##### Data supplied #####

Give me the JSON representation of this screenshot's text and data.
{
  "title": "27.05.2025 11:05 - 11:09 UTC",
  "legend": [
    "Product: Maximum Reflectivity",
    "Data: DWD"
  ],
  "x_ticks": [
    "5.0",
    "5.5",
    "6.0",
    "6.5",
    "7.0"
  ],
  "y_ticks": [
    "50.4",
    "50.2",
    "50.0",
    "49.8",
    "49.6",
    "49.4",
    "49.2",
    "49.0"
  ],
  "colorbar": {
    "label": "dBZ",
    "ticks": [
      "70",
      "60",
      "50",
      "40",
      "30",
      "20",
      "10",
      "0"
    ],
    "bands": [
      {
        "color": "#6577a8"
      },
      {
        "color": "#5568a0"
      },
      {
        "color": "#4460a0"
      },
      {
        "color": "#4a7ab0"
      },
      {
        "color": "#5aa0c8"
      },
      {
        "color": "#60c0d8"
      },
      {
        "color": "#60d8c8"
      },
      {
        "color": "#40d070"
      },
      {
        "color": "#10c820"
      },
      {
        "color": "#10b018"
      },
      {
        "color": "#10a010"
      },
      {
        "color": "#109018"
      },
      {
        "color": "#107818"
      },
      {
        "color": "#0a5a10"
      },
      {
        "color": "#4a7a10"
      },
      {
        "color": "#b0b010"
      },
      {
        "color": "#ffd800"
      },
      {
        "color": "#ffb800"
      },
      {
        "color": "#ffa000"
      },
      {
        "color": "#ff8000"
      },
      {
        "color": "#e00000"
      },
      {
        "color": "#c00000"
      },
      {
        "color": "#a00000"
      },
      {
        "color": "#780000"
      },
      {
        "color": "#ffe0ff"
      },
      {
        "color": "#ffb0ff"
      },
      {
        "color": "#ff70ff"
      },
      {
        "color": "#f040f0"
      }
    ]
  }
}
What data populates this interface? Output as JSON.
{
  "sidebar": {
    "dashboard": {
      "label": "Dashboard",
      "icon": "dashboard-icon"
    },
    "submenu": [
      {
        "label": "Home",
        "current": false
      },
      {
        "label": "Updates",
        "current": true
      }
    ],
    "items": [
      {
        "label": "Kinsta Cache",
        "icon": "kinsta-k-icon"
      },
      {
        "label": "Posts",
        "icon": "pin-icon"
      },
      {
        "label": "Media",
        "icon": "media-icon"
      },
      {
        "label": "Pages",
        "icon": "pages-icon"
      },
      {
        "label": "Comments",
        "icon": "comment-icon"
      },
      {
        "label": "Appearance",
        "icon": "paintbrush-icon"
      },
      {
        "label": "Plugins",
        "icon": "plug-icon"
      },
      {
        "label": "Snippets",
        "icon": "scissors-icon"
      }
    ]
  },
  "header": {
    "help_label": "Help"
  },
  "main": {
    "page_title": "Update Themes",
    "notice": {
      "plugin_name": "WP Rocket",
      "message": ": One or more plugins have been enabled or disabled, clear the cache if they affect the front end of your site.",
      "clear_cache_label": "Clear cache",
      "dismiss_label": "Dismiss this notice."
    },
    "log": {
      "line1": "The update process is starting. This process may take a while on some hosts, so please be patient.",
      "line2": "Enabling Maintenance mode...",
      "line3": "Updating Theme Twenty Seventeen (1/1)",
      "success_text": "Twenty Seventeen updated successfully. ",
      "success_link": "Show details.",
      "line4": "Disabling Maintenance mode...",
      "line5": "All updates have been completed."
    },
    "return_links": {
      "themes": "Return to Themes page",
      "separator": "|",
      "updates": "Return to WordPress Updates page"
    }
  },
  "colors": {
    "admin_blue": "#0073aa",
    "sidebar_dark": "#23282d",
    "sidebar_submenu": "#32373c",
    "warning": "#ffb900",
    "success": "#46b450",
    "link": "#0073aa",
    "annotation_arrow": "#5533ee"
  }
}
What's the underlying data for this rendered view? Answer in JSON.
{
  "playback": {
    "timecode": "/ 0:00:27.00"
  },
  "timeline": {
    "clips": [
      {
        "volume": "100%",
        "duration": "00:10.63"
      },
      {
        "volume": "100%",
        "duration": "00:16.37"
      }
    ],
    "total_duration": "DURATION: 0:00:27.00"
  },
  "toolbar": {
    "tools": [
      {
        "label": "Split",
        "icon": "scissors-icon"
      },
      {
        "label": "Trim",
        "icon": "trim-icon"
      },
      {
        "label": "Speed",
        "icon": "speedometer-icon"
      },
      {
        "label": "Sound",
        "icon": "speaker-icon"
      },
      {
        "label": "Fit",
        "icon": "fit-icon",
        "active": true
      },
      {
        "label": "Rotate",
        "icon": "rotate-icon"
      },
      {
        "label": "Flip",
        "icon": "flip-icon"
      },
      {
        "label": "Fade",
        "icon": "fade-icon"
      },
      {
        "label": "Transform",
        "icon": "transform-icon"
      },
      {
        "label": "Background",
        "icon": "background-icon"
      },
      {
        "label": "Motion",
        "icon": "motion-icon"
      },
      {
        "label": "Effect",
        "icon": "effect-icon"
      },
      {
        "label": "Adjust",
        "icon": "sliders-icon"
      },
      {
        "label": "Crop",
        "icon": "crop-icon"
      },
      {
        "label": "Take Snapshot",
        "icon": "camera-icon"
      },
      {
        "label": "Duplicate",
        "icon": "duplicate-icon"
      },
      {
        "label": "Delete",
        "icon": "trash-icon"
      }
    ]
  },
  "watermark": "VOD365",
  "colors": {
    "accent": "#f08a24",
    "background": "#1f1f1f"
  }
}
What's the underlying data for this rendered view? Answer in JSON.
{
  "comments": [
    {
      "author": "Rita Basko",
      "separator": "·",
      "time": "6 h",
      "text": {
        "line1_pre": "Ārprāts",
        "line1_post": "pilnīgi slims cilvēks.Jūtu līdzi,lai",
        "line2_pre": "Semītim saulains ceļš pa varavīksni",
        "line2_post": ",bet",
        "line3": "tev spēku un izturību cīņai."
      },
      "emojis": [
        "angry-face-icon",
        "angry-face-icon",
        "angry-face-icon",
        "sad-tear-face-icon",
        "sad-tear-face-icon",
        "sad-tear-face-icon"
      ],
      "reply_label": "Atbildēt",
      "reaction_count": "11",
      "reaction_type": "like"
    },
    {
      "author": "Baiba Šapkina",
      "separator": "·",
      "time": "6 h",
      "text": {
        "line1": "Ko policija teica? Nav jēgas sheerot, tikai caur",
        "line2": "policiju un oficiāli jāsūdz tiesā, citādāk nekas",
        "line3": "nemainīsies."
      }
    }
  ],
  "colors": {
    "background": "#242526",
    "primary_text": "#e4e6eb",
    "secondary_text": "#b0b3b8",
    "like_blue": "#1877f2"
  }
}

#####

— To do —
Repeat each of the entries above precisely as given.

— Task result —
Give me the JSON representation of this screenshot's text and data.
{
  "title": "27.05.2025 11:05 - 11:09 UTC",
  "legend": [
    "Product: Maximum Reflectivity",
    "Data: DWD"
  ],
  "x_ticks": [
    "5.0",
    "5.5",
    "6.0",
    "6.5",
    "7.0"
  ],
  "y_ticks": [
    "50.4",
    "50.2",
    "50.0",
    "49.8",
    "49.6",
    "49.4",
    "49.2",
    "49.0"
  ],
  "colorbar": {
    "label": "dBZ",
    "ticks": [
      "70",
      "60",
      "50",
      "40",
      "30",
      "20",
      "10",
      "0"
    ],
    "bands": [
      {
        "color": "#6577a8"
      },
      {
        "color": "#5568a0"
      },
      {
        "color": "#4460a0"
      },
      {
        "color": "#4a7ab0"
      },
      {
        "color": "#5aa0c8"
      },
      {
        "color": "#60c0d8"
      },
      {
        "color": "#60d8c8"
      },
      {
        "color": "#40d070"
      },
      {
        "color": "#10c820"
      },
      {
        "color": "#10b018"
      },
      {
        "color": "#10a010"
      },
      {
        "color": "#109018"
      },
      {
        "color": "#107818"
      },
      {
        "color": "#0a5a10"
      },
      {
        "color": "#4a7a10"
      },
      {
        "color": "#b0b010"
      },
      {
        "color": "#ffd800"
      },
      {
        "color": "#ffb800"
      },
      {
        "color": "#ffa000"
      },
      {
        "color": "#ff8000"
      },
      {
        "color": "#e00000"
      },
      {
        "color": "#c00000"
      },
      {
        "color": "#a00000"
      },
      {
        "color": "#780000"
      },
      {
        "color": "#ffe0ff"
      },
      {
        "color": "#ffb0ff"
      },
      {
        "color": "#ff70ff"
      },
      {
        "color": "#f040f0"
      }
    ]
  }
}
What data populates this interface? Output as JSON.
{
  "sidebar": {
    "dashboard": {
      "label": "Dashboard",
      "icon": "dashboard-icon"
    },
    "submenu": [
      {
        "label": "Home",
        "current": false
      },
      {
        "label": "Updates",
        "current": true
      }
    ],
    "items": [
      {
        "label": "Kinsta Cache",
        "icon": "kinsta-k-icon"
      },
      {
        "label": "Posts",
        "icon": "pin-icon"
      },
      {
        "label": "Media",
        "icon": "media-icon"
      },
      {
        "label": "Pages",
        "icon": "pages-icon"
      },
      {
        "label": "Comments",
        "icon": "comment-icon"
      },
      {
        "label": "Appearance",
        "icon": "paintbrush-icon"
      },
      {
        "label": "Plugins",
        "icon": "plug-icon"
      },
      {
        "label": "Snippets",
        "icon": "scissors-icon"
      }
    ]
  },
  "header": {
    "help_label": "Help"
  },
  "main": {
    "page_title": "Update Themes",
    "notice": {
      "plugin_name": "WP Rocket",
      "message": ": One or more plugins have been enabled or disabled, clear the cache if they affect the front end of your site.",
      "clear_cache_label": "Clear cache",
      "dismiss_label": "Dismiss this notice."
    },
    "log": {
      "line1": "The update process is starting. This process may take a while on some hosts, so please be patient.",
      "line2": "Enabling Maintenance mode...",
      "line3": "Updating Theme Twenty Seventeen (1/1)",
      "success_text": "Twenty Seventeen updated successfully. ",
      "success_link": "Show details.",
      "line4": "Disabling Maintenance mode...",
      "line5": "All updates have been completed."
    },
    "return_links": {
      "themes": "Return to Themes page",
      "separator": "|",
      "updates": "Return to WordPress Updates page"
    }
  },
  "colors": {
    "admin_blue": "#0073aa",
    "sidebar_dark": "#23282d",
    "sidebar_submenu": "#32373c",
    "warning": "#ffb900",
    "success": "#46b450",
    "link": "#0073aa",
    "annotation_arrow": "#5533ee"
  }
}
What's the underlying data for this rendered view? Answer in JSON.
{
  "playback": {
    "timecode": "/ 0:00:27.00"
  },
  "timeline": {
    "clips": [
      {
        "volume": "100%",
        "duration": "00:10.63"
      },
      {
        "volume": "100%",
        "duration": "00:16.37"
      }
    ],
    "total_duration": "DURATION: 0:00:27.00"
  },
  "toolbar": {
    "tools": [
      {
        "label": "Split",
        "icon": "scissors-icon"
      },
      {
        "label": "Trim",
        "icon": "trim-icon"
      },
      {
        "label": "Speed",
        "icon": "speedometer-icon"
      },
      {
        "label": "Sound",
        "icon": "speaker-icon"
      },
      {
        "label": "Fit",
        "icon": "fit-icon",
        "active": true
      },
      {
        "label": "Rotate",
        "icon": "rotate-icon"
      },
      {
        "label": "Flip",
        "icon": "flip-icon"
      },
      {
        "label": "Fade",
        "icon": "fade-icon"
      },
      {
        "label": "Transform",
        "icon": "transform-icon"
      },
      {
        "label": "Background",
        "icon": "background-icon"
      },
      {
        "label": "Motion",
        "icon": "motion-icon"
      },
      {
        "label": "Effect",
        "icon": "effect-icon"
      },
      {
        "label": "Adjust",
        "icon": "sliders-icon"
      },
      {
        "label": "Crop",
        "icon": "crop-icon"
      },
      {
        "label": "Take Snapshot",
        "icon": "camera-icon"
      },
      {
        "label": "Duplicate",
        "icon": "duplicate-icon"
      },
      {
        "label": "Delete",
        "icon": "trash-icon"
      }
    ]
  },
  "watermark": "VOD365",
  "colors": {
    "accent": "#f08a24",
    "background": "#1f1f1f"
  }
}
What's the underlying data for this rendered view? Answer in JSON.
{
  "comments": [
    {
      "author": "Rita Basko",
      "separator": "·",
      "time": "6 h",
      "text": {
        "line1_pre": "Ārprāts",
        "line1_post": "pilnīgi slims cilvēks.Jūtu līdzi,lai",
        "line2_pre": "Semītim saulains ceļš pa varavīksni",
        "line2_post": ",bet",
        "line3": "tev spēku un izturību cīņai."
      },
      "emojis": [
        "angry-face-icon",
        "angry-face-icon",
        "angry-face-icon",
        "sad-tear-face-icon",
        "sad-tear-face-icon",
        "sad-tear-face-icon"
      ],
      "reply_label": "Atbildēt",
      "reaction_count": "11",
      "reaction_type": "like"
    },
    {
      "author": "Baiba Šapkina",
      "separator": "·",
      "time": "6 h",
      "text": {
        "line1": "Ko policija teica? Nav jēgas sheerot, tikai caur",
        "line2": "policiju un oficiāli jāsūdz tiesā, citādāk nekas",
        "line3": "nemainīsies."
      }
    }
  ],
  "colors": {
    "background": "#242526",
    "primary_text": "#e4e6eb",
    "secondary_text": "#b0b3b8",
    "like_blue": "#1877f2"
  }
}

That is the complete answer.